_Work required_: Extract every line that contains the word "estimate".

Data items
---
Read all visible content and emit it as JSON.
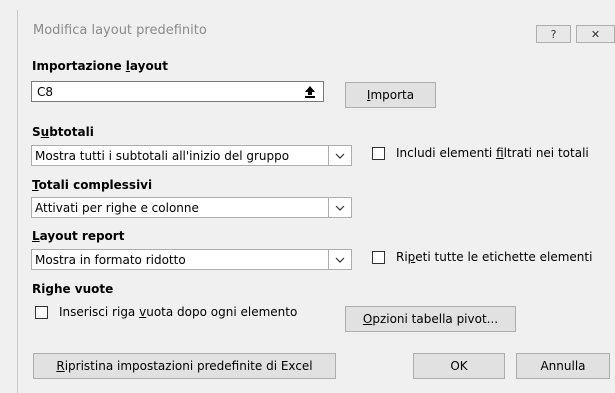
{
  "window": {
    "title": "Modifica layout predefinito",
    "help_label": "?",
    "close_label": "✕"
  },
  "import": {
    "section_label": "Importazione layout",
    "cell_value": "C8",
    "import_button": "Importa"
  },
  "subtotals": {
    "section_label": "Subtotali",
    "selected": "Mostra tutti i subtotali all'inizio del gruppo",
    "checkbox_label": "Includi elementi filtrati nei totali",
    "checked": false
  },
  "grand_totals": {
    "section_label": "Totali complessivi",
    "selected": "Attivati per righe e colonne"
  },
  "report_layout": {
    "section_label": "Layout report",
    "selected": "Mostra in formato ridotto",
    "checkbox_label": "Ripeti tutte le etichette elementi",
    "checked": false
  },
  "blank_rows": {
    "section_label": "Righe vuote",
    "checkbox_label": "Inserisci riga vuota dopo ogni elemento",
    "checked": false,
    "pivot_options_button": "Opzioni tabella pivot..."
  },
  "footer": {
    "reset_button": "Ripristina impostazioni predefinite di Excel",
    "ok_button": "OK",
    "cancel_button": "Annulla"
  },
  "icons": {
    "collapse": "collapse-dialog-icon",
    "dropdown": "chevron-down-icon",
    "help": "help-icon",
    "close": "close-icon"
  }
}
---
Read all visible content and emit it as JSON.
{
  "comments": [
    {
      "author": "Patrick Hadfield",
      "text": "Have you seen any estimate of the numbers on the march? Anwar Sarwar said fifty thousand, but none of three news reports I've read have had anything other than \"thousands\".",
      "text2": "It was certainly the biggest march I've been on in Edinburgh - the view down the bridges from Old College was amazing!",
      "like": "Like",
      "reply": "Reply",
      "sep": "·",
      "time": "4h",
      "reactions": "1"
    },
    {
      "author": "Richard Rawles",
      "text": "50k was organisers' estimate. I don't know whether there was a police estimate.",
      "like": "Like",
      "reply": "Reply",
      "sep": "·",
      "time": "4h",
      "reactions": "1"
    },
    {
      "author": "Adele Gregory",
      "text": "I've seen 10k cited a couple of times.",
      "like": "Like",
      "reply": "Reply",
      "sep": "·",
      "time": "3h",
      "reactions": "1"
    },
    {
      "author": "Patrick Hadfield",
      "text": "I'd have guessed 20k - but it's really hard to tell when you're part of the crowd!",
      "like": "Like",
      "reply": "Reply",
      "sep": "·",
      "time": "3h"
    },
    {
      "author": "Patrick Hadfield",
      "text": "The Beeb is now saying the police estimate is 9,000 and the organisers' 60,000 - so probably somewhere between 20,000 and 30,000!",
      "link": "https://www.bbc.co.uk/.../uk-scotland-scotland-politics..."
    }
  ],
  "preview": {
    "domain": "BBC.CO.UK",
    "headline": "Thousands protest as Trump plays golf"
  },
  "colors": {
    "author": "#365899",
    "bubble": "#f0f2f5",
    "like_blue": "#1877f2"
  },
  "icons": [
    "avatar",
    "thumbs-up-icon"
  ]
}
---
_Exercise result_:
      "text": "Have you seen any estimate of the numbers on the march? Anwar Sarwar said fifty thousand, but none of three news reports I've read have had anything other than \"thousands\".",
      "text": "50k was organisers' estimate. I don't know whether there was a police estimate.",
      "text": "The Beeb is now saying the police estimate is 9,000 and the organisers' 60,000 - so probably somewhere between 20,000 and 30,000!",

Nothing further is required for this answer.